* _Problem to solve_
Render the following material again verbatim, leaving nothing out.
____________
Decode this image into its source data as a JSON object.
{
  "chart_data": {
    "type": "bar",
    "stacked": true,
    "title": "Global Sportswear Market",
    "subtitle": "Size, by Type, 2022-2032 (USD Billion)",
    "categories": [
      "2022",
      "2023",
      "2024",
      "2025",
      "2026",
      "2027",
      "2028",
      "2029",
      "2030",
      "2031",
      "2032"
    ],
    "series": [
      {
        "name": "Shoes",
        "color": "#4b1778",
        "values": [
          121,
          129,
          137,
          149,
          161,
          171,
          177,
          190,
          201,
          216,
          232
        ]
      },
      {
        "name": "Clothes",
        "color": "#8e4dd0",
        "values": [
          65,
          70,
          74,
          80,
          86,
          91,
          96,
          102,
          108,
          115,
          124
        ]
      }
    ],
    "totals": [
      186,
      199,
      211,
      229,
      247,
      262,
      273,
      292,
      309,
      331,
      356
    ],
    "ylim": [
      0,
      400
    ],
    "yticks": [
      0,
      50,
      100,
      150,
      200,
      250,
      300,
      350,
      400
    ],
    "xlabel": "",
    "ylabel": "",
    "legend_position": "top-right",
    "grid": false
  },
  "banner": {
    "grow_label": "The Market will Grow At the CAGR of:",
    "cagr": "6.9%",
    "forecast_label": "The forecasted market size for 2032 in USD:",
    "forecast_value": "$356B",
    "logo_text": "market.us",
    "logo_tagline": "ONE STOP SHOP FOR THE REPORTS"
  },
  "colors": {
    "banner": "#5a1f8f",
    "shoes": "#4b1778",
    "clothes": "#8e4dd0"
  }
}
____________
* _Output for this exercise_
Decode this image into its source data as a JSON object.
{
  "chart_data": {
    "type": "bar",
    "stacked": true,
    "title": "Global Sportswear Market",
    "subtitle": "Size, by Type, 2022-2032 (USD Billion)",
    "categories": [
      "2022",
      "2023",
      "2024",
      "2025",
      "2026",
      "2027",
      "2028",
      "2029",
      "2030",
      "2031",
      "2032"
    ],
    "series": [
      {
        "name": "Shoes",
        "color": "#4b1778",
        "values": [
          121,
          129,
          137,
          149,
          161,
          171,
          177,
          190,
          201,
          216,
          232
        ]
      },
      {
        "name": "Clothes",
        "color": "#8e4dd0",
        "values": [
          65,
          70,
          74,
          80,
          86,
          91,
          96,
          102,
          108,
          115,
          124
        ]
      }
    ],
    "totals": [
      186,
      199,
      211,
      229,
      247,
      262,
      273,
      292,
      309,
      331,
      356
    ],
    "ylim": [
      0,
      400
    ],
    "yticks": [
      0,
      50,
      100,
      150,
      200,
      250,
      300,
      350,
      400
    ],
    "xlabel": "",
    "ylabel": "",
    "legend_position": "top-right",
    "grid": false
  },
  "banner": {
    "grow_label": "The Market will Grow At the CAGR of:",
    "cagr": "6.9%",
    "forecast_label": "The forecasted market size for 2032 in USD:",
    "forecast_value": "$356B",
    "logo_text": "market.us",
    "logo_tagline": "ONE STOP SHOP FOR THE REPORTS"
  },
  "colors": {
    "banner": "#5a1f8f",
    "shoes": "#4b1778",
    "clothes": "#8e4dd0"
  }
}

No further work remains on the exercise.